The test of linearity is used to assess whether the relationship between the dependent variables and the independent variables is linear. This is necessary given that linearity is one of the key assumptions of statistical tests of regression and verifying it is crucial for ensuring the validity of the model’s estimates and predictions.
plot(slr_test, which = 1)
This test is necessary to confirm that each observation is independent of the other. It helps to identify autocorrelationthat is introduced when the data is collected over a close period of time or when one observation is related to another observation. Autocorrelation leads to underestimated standard errors and inflated t-statistics.
pacman::p_load("lmtest")
dwtest(slr_test)
##
## Durbin-Watson test
##
## data: slr_test
## DW = 1.9104, p-value = 0.1573
## alternative hypothesis: true autocorrelation is greater than 0
The test of normality assesses whether the residuals are normally distributed, i.e., most residuals (errors) are close to zero and large errors are rare. A Q-Q plot can be used to conduct the test of normality. A Q-Q plot is a scatterplot of the quantiles of the residuals against the quantiles of a normal distribution. Quantiles are statistical values that divide a dataset or probability distribution into equal-sized intervals. They help in understanding how data is distributed by marking specific points that separate the data into groups of equal size.
plot(slr_test, which = 2)
Homoscedasticity requires that the spread of residuals should be constant across all levels of the independent variable. A scale-location plot (a.k.a. spread-location plot) can be used to conduct a test of homoscedasticity.

LISTED RECORDS:
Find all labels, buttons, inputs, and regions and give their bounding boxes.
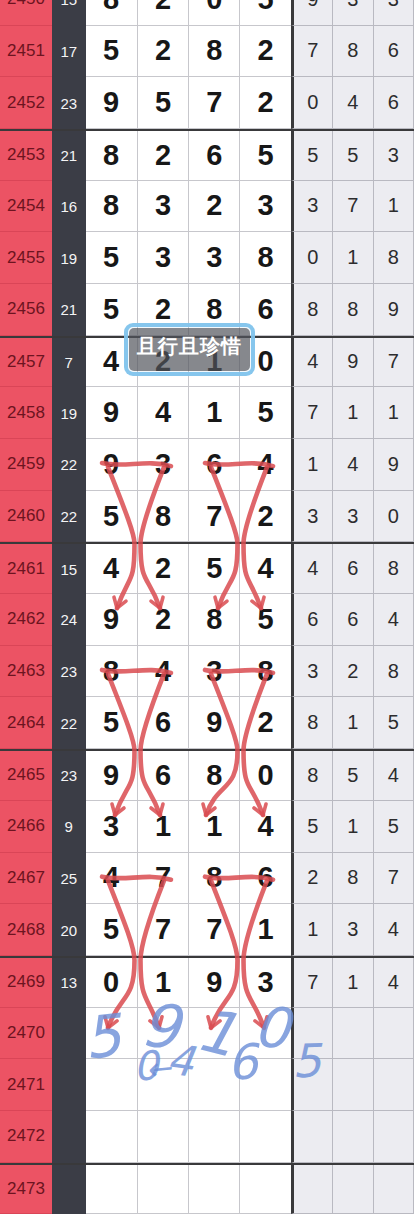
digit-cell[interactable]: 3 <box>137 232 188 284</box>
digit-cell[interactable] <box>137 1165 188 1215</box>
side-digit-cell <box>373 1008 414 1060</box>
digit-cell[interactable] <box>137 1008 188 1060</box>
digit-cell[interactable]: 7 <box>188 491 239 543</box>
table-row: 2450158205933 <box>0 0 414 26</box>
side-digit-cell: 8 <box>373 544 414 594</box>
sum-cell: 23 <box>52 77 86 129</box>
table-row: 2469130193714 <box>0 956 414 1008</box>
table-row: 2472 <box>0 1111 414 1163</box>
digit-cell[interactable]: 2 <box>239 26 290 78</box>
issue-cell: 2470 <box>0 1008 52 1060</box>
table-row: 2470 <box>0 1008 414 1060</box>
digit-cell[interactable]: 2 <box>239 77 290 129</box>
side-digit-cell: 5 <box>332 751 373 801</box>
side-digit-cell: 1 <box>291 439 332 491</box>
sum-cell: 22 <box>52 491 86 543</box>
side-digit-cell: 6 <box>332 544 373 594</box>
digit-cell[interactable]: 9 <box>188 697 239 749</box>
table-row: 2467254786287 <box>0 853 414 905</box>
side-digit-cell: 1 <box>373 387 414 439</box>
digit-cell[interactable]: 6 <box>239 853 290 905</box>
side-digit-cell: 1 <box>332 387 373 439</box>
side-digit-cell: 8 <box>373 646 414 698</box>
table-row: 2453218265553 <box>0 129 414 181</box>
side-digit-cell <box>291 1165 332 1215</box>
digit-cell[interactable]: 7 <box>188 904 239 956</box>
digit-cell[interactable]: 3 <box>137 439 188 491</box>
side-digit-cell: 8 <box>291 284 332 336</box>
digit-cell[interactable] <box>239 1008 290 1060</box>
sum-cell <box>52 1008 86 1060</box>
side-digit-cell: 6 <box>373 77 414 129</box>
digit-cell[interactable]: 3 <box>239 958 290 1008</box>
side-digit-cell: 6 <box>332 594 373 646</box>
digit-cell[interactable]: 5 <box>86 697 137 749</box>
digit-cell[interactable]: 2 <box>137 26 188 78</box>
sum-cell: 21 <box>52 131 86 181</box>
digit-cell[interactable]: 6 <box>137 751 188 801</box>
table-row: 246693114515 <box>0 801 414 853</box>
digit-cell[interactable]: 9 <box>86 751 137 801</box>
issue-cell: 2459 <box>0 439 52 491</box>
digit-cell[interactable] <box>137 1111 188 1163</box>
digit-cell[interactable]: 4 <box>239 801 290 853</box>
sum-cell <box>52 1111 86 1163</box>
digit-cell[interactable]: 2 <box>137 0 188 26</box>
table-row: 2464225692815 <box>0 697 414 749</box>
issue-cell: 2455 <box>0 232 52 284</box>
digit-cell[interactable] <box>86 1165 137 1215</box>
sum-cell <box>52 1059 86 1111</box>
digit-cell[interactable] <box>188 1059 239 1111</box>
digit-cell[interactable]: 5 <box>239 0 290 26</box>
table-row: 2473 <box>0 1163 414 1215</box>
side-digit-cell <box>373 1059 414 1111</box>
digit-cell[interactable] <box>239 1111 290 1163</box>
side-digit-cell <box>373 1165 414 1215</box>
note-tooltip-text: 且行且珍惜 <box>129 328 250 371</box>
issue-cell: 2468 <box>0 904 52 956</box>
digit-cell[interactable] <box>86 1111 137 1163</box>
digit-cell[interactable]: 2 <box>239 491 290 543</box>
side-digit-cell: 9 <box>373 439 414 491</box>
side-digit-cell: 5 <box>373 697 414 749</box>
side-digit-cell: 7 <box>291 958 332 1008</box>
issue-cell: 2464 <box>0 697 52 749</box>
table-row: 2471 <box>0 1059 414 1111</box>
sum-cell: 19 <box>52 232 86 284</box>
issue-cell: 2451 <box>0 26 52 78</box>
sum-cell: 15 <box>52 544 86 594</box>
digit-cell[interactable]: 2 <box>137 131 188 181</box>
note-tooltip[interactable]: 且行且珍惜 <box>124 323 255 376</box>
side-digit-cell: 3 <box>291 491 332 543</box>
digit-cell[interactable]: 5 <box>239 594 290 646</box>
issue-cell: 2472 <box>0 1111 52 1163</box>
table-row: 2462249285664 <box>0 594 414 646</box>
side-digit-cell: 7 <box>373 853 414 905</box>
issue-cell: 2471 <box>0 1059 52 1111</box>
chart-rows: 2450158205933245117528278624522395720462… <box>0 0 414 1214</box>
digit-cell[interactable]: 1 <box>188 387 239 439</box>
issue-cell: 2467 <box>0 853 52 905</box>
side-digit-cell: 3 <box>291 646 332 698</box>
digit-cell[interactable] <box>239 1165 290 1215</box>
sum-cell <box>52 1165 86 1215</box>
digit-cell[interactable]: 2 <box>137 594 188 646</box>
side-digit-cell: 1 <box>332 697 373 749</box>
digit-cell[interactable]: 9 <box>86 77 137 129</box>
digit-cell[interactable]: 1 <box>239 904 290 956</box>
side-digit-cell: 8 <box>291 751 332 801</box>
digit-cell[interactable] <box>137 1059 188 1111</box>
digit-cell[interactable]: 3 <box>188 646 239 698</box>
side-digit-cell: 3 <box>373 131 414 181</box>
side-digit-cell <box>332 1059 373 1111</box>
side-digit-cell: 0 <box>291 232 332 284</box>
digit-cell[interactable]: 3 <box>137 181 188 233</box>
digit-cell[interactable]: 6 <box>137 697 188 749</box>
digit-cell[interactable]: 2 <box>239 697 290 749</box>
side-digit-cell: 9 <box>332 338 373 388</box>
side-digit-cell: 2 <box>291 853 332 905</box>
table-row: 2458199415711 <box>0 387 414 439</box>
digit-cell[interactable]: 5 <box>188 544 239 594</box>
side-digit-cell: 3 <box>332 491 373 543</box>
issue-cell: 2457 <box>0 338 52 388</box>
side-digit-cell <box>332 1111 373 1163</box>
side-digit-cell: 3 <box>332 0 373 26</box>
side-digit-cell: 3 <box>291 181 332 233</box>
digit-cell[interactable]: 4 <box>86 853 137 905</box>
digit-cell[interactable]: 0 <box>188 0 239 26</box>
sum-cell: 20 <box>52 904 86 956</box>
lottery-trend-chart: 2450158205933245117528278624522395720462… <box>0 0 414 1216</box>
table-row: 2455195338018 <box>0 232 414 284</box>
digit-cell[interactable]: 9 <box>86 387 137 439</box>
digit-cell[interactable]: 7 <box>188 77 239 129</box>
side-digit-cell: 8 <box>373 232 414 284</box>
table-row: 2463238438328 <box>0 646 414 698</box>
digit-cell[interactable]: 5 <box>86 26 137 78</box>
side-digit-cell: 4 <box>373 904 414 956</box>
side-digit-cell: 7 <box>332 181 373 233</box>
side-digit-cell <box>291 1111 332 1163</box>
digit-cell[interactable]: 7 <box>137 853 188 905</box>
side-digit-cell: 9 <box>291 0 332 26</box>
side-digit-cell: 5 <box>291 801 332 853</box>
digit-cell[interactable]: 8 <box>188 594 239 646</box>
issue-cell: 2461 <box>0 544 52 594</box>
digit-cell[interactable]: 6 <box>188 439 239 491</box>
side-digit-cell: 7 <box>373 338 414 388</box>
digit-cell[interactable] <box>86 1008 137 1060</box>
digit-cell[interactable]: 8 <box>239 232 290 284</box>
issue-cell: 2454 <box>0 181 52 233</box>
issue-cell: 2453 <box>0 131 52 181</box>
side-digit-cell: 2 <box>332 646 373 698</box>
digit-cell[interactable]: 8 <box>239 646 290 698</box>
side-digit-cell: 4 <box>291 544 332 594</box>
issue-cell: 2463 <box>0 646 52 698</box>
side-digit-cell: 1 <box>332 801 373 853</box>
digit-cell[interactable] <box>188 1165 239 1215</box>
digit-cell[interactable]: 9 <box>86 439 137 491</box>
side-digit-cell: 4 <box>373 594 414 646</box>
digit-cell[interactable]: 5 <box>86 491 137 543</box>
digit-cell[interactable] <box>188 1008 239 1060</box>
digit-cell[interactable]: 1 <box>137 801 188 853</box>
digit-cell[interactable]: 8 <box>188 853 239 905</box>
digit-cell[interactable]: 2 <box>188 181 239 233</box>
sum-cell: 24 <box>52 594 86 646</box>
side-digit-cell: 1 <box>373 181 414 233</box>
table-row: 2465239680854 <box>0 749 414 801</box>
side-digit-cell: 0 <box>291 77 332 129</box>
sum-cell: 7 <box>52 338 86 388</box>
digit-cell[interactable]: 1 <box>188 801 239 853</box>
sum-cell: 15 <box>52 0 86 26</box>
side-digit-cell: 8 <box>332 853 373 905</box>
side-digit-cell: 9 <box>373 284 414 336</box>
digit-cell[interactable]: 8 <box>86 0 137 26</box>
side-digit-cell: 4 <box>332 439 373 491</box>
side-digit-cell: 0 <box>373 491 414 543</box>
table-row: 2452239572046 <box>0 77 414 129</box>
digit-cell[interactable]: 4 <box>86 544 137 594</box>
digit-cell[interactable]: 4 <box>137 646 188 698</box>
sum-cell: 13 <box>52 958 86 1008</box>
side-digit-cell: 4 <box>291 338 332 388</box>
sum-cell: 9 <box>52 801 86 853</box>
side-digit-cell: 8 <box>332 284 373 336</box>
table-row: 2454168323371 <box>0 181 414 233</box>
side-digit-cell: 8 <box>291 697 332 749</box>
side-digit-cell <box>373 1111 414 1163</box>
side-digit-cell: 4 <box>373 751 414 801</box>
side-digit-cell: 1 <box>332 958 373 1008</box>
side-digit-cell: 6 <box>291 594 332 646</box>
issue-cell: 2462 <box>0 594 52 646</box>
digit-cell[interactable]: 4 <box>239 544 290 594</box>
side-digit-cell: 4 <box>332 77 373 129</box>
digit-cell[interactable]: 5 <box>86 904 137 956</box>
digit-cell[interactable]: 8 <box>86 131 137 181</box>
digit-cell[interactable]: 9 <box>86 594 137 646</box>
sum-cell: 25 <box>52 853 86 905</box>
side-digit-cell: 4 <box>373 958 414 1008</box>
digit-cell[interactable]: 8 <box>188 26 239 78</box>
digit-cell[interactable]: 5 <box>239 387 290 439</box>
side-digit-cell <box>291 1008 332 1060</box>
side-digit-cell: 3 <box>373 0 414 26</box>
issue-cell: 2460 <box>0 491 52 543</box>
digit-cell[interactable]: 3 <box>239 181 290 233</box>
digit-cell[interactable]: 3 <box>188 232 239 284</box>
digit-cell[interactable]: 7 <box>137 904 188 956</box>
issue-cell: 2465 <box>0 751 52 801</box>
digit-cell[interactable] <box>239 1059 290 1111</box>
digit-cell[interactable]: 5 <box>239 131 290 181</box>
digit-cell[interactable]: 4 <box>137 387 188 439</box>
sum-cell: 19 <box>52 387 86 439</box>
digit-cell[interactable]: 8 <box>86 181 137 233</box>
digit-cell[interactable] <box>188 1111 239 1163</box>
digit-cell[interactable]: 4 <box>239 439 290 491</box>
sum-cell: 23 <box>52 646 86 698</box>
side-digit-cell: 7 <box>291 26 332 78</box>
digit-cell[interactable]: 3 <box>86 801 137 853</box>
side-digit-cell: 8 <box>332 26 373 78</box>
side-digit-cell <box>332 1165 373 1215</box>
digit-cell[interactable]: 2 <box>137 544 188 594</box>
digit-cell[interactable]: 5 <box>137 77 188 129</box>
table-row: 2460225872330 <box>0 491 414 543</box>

EXERCISE TASK 1: Count the lines in the records that contain the string "tooltip", treating case as significant, and give only that number.
EXERCISE TASK 2: Write the next part of the text on testing regression assumptions, starting after its last sentence.

RESULT 1: 2

RESULT 2:
The x-axis shows the fitted (predicted) values from the model and the y-axis shows the square root of the standardized residuals. The red line is added to help visualize any patterns.
In a model with homoscedastic errors (equal variance across all predicted values):
• Points should be randomly scattered around a horizontal line
• The smooth line should be approximately horizontal
• The vertical spread of points should be roughly equal across all fitted values
• No obvious patterns, funnels, or trends should be visible
plot(slr_test, which = 3)
The graphical representations of the various tests of assumptions should be accompanied by quantitative values. The gvlma package (Global Validation of Linear Models Assumptions) is useful for this purpose.
pacman::p_load("gvlma")
gvlma_results <- gvlma(slr_test)
summary(gvlma_results)
##
## Call:
## lm(formula = customer_lifetime_value ~ purchase_frequency, data = clv_data)
##
## Residuals:
## Min 1Q Median 3Q Max
## -19.1176 -5.6169 -0.0491 5.6618 20.4837
##
## Coefficients:
## Estimate Std. Error t value Pr(>|t|)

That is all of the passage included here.